Stated task → Output the data below in full, byte for byte. Nothing may differ.

(begin)

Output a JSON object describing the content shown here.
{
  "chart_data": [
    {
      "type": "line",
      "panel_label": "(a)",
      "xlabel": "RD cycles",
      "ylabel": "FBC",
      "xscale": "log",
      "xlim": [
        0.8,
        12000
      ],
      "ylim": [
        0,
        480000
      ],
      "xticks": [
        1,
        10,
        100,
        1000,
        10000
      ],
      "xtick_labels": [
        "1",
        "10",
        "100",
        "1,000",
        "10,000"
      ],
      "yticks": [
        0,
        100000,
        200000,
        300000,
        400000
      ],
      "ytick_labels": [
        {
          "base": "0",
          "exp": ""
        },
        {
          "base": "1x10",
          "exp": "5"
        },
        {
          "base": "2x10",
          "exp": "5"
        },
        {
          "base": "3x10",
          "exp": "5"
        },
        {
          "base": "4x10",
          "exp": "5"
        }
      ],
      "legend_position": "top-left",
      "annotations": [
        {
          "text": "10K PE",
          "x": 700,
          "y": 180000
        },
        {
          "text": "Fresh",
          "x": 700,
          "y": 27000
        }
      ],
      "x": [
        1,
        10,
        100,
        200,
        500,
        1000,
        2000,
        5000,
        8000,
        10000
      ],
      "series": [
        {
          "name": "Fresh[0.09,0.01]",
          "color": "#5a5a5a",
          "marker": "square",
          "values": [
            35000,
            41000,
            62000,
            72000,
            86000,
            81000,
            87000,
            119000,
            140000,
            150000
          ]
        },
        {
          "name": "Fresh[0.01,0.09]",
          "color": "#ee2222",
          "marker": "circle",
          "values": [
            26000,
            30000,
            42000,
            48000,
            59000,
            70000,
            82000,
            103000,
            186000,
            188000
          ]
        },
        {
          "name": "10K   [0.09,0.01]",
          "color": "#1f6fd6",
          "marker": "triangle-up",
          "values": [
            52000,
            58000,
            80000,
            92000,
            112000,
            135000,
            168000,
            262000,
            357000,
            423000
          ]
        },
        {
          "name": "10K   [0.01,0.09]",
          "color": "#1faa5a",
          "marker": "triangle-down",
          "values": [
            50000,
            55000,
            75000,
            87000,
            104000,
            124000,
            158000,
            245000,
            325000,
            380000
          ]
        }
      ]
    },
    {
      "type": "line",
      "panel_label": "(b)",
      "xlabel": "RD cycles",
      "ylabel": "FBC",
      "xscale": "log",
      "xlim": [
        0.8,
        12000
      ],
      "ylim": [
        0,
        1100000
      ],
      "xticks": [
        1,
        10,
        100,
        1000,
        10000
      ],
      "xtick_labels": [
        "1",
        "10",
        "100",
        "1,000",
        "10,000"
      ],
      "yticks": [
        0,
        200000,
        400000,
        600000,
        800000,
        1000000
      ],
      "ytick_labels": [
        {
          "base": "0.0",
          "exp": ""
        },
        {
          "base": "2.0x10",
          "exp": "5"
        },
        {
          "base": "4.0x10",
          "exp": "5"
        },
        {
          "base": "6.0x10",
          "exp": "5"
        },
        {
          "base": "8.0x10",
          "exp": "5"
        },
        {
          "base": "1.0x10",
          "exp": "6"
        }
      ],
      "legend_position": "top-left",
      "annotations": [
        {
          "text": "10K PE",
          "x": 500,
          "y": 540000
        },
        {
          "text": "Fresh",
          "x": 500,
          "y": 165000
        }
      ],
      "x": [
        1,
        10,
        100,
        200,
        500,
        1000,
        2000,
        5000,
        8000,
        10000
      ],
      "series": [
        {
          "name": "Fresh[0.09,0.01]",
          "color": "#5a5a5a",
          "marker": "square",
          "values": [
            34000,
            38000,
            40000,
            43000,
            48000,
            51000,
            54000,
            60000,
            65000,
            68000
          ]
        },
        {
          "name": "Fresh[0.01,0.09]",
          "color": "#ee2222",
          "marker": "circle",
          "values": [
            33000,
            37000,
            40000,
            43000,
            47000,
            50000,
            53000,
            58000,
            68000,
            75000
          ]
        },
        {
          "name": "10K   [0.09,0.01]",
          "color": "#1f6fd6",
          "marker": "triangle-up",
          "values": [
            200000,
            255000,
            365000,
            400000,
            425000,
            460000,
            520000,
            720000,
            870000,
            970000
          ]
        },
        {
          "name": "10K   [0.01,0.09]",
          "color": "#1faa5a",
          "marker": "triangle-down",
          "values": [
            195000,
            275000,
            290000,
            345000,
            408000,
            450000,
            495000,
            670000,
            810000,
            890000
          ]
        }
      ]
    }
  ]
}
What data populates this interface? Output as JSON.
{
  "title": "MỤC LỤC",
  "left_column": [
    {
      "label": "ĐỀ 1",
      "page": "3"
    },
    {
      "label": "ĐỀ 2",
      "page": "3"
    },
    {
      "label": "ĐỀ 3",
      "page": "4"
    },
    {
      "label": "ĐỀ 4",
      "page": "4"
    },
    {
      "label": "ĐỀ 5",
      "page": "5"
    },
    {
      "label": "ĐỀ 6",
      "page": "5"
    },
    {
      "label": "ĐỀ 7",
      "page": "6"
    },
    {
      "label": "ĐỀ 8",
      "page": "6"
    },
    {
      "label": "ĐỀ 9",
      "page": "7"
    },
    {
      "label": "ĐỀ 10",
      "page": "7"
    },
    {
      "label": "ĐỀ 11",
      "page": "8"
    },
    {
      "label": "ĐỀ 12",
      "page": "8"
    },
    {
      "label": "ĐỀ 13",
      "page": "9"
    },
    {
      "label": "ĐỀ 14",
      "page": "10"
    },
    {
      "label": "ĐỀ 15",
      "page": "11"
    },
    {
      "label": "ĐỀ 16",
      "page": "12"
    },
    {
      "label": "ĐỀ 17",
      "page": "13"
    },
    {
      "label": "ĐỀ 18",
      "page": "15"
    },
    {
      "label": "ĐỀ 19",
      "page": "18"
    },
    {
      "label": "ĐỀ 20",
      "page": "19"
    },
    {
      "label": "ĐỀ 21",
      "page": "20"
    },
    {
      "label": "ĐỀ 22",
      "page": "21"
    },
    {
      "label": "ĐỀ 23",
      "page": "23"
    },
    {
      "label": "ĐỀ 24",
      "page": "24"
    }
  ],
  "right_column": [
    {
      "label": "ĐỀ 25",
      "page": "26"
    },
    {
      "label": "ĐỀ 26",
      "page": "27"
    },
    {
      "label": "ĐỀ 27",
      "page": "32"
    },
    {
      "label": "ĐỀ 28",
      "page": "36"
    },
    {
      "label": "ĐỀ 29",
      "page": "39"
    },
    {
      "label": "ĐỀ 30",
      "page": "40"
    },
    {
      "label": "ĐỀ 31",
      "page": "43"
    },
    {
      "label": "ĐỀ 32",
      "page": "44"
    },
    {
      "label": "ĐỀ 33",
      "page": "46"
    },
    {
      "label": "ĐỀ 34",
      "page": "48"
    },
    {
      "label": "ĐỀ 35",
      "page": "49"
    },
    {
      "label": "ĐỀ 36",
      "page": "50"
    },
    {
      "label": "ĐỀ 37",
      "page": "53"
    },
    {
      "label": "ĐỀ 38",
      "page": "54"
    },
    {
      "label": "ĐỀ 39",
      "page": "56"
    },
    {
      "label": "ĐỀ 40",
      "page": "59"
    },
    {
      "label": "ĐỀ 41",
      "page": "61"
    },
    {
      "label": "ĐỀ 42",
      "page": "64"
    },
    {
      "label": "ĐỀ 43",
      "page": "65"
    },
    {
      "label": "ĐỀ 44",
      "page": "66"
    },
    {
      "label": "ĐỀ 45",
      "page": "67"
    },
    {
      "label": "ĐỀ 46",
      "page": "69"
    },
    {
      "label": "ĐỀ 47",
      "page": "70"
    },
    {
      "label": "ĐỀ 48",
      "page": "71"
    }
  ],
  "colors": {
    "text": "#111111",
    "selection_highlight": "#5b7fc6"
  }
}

(end)

Task solution →
Output a JSON object describing the content shown here.
{
  "chart_data": [
    {
      "type": "line",
      "panel_label": "(a)",
      "xlabel": "RD cycles",
      "ylabel": "FBC",
      "xscale": "log",
      "xlim": [
        0.8,
        12000
      ],
      "ylim": [
        0,
        480000
      ],
      "xticks": [
        1,
        10,
        100,
        1000,
        10000
      ],
      "xtick_labels": [
        "1",
        "10",
        "100",
        "1,000",
        "10,000"
      ],
      "yticks": [
        0,
        100000,
        200000,
        300000,
        400000
      ],
      "ytick_labels": [
        {
          "base": "0",
          "exp": ""
        },
        {
          "base": "1x10",
          "exp": "5"
        },
        {
          "base": "2x10",
          "exp": "5"
        },
        {
          "base": "3x10",
          "exp": "5"
        },
        {
          "base": "4x10",
          "exp": "5"
        }
      ],
      "legend_position": "top-left",
      "annotations": [
        {
          "text": "10K PE",
          "x": 700,
          "y": 180000
        },
        {
          "text": "Fresh",
          "x": 700,
          "y": 27000
        }
      ],
      "x": [
        1,
        10,
        100,
        200,
        500,
        1000,
        2000,
        5000,
        8000,
        10000
      ],
      "series": [
        {
          "name": "Fresh[0.09,0.01]",
          "color": "#5a5a5a",
          "marker": "square",
          "values": [
            35000,
            41000,
            62000,
            72000,
            86000,
            81000,
            87000,
            119000,
            140000,
            150000
          ]
        },
        {
          "name": "Fresh[0.01,0.09]",
          "color": "#ee2222",
          "marker": "circle",
          "values": [
            26000,
            30000,
            42000,
            48000,
            59000,
            70000,
            82000,
            103000,
            186000,
            188000
          ]
        },
        {
          "name": "10K   [0.09,0.01]",
          "color": "#1f6fd6",
          "marker": "triangle-up",
          "values": [
            52000,
            58000,
            80000,
            92000,
            112000,
            135000,
            168000,
            262000,
            357000,
            423000
          ]
        },
        {
          "name": "10K   [0.01,0.09]",
          "color": "#1faa5a",
          "marker": "triangle-down",
          "values": [
            50000,
            55000,
            75000,
            87000,
            104000,
            124000,
            158000,
            245000,
            325000,
            380000
          ]
        }
      ]
    },
    {
      "type": "line",
      "panel_label": "(b)",
      "xlabel": "RD cycles",
      "ylabel": "FBC",
      "xscale": "log",
      "xlim": [
        0.8,
        12000
      ],
      "ylim": [
        0,
        1100000
      ],
      "xticks": [
        1,
        10,
        100,
        1000,
        10000
      ],
      "xtick_labels": [
        "1",
        "10",
        "100",
        "1,000",
        "10,000"
      ],
      "yticks": [
        0,
        200000,
        400000,
        600000,
        800000,
        1000000
      ],
      "ytick_labels": [
        {
          "base": "0.0",
          "exp": ""
        },
        {
          "base": "2.0x10",
          "exp": "5"
        },
        {
          "base": "4.0x10",
          "exp": "5"
        },
        {
          "base": "6.0x10",
          "exp": "5"
        },
        {
          "base": "8.0x10",
          "exp": "5"
        },
        {
          "base": "1.0x10",
          "exp": "6"
        }
      ],
      "legend_position": "top-left",
      "annotations": [
        {
          "text": "10K PE",
          "x": 500,
          "y": 540000
        },
        {
          "text": "Fresh",
          "x": 500,
          "y": 165000
        }
      ],
      "x": [
        1,
        10,
        100,
        200,
        500,
        1000,
        2000,
        5000,
        8000,
        10000
      ],
      "series": [
        {
          "name": "Fresh[0.09,0.01]",
          "color": "#5a5a5a",
          "marker": "square",
          "values": [
            34000,
            38000,
            40000,
            43000,
            48000,
            51000,
            54000,
            60000,
            65000,
            68000
          ]
        },
        {
          "name": "Fresh[0.01,0.09]",
          "color": "#ee2222",
          "marker": "circle",
          "values": [
            33000,
            37000,
            40000,
            43000,
            47000,
            50000,
            53000,
            58000,
            68000,
            75000
          ]
        },
        {
          "name": "10K   [0.09,0.01]",
          "color": "#1f6fd6",
          "marker": "triangle-up",
          "values": [
            200000,
            255000,
            365000,
            400000,
            425000,
            460000,
            520000,
            720000,
            870000,
            970000
          ]
        },
        {
          "name": "10K   [0.01,0.09]",
          "color": "#1faa5a",
          "marker": "triangle-down",
          "values": [
            195000,
            275000,
            290000,
            345000,
            408000,
            450000,
            495000,
            670000,
            810000,
            890000
          ]
        }
      ]
    }
  ]
}
What data populates this interface? Output as JSON.
{
  "title": "MỤC LỤC",
  "left_column": [
    {
      "label": "ĐỀ 1",
      "page": "3"
    },
    {
      "label": "ĐỀ 2",
      "page": "3"
    },
    {
      "label": "ĐỀ 3",
      "page": "4"
    },
    {
      "label": "ĐỀ 4",
      "page": "4"
    },
    {
      "label": "ĐỀ 5",
      "page": "5"
    },
    {
      "label": "ĐỀ 6",
      "page": "5"
    },
    {
      "label": "ĐỀ 7",
      "page": "6"
    },
    {
      "label": "ĐỀ 8",
      "page": "6"
    },
    {
      "label": "ĐỀ 9",
      "page": "7"
    },
    {
      "label": "ĐỀ 10",
      "page": "7"
    },
    {
      "label": "ĐỀ 11",
      "page": "8"
    },
    {
      "label": "ĐỀ 12",
      "page": "8"
    },
    {
      "label": "ĐỀ 13",
      "page": "9"
    },
    {
      "label": "ĐỀ 14",
      "page": "10"
    },
    {
      "label": "ĐỀ 15",
      "page": "11"
    },
    {
      "label": "ĐỀ 16",
      "page": "12"
    },
    {
      "label": "ĐỀ 17",
      "page": "13"
    },
    {
      "label": "ĐỀ 18",
      "page": "15"
    },
    {
      "label": "ĐỀ 19",
      "page": "18"
    },
    {
      "label": "ĐỀ 20",
      "page": "19"
    },
    {
      "label": "ĐỀ 21",
      "page": "20"
    },
    {
      "label": "ĐỀ 22",
      "page": "21"
    },
    {
      "label": "ĐỀ 23",
      "page": "23"
    },
    {
      "label": "ĐỀ 24",
      "page": "24"
    }
  ],
  "right_column": [
    {
      "label": "ĐỀ 25",
      "page": "26"
    },
    {
      "label": "ĐỀ 26",
      "page": "27"
    },
    {
      "label": "ĐỀ 27",
      "page": "32"
    },
    {
      "label": "ĐỀ 28",
      "page": "36"
    },
    {
      "label": "ĐỀ 29",
      "page": "39"
    },
    {
      "label": "ĐỀ 30",
      "page": "40"
    },
    {
      "label": "ĐỀ 31",
      "page": "43"
    },
    {
      "label": "ĐỀ 32",
      "page": "44"
    },
    {
      "label": "ĐỀ 33",
      "page": "46"
    },
    {
      "label": "ĐỀ 34",
      "page": "48"
    },
    {
      "label": "ĐỀ 35",
      "page": "49"
    },
    {
      "label": "ĐỀ 36",
      "page": "50"
    },
    {
      "label": "ĐỀ 37",
      "page": "53"
    },
    {
      "label": "ĐỀ 38",
      "page": "54"
    },
    {
      "label": "ĐỀ 39",
      "page": "56"
    },
    {
      "label": "ĐỀ 40",
      "page": "59"
    },
    {
      "label": "ĐỀ 41",
      "page": "61"
    },
    {
      "label": "ĐỀ 42",
      "page": "64"
    },
    {
      "label": "ĐỀ 43",
      "page": "65"
    },
    {
      "label": "ĐỀ 44",
      "page": "66"
    },
    {
      "label": "ĐỀ 45",
      "page": "67"
    },
    {
      "label": "ĐỀ 46",
      "page": "69"
    },
    {
      "label": "ĐỀ 47",
      "page": "70"
    },
    {
      "label": "ĐỀ 48",
      "page": "71"
    }
  ],
  "colors": {
    "text": "#111111",
    "selection_highlight": "#5b7fc6"
  }
}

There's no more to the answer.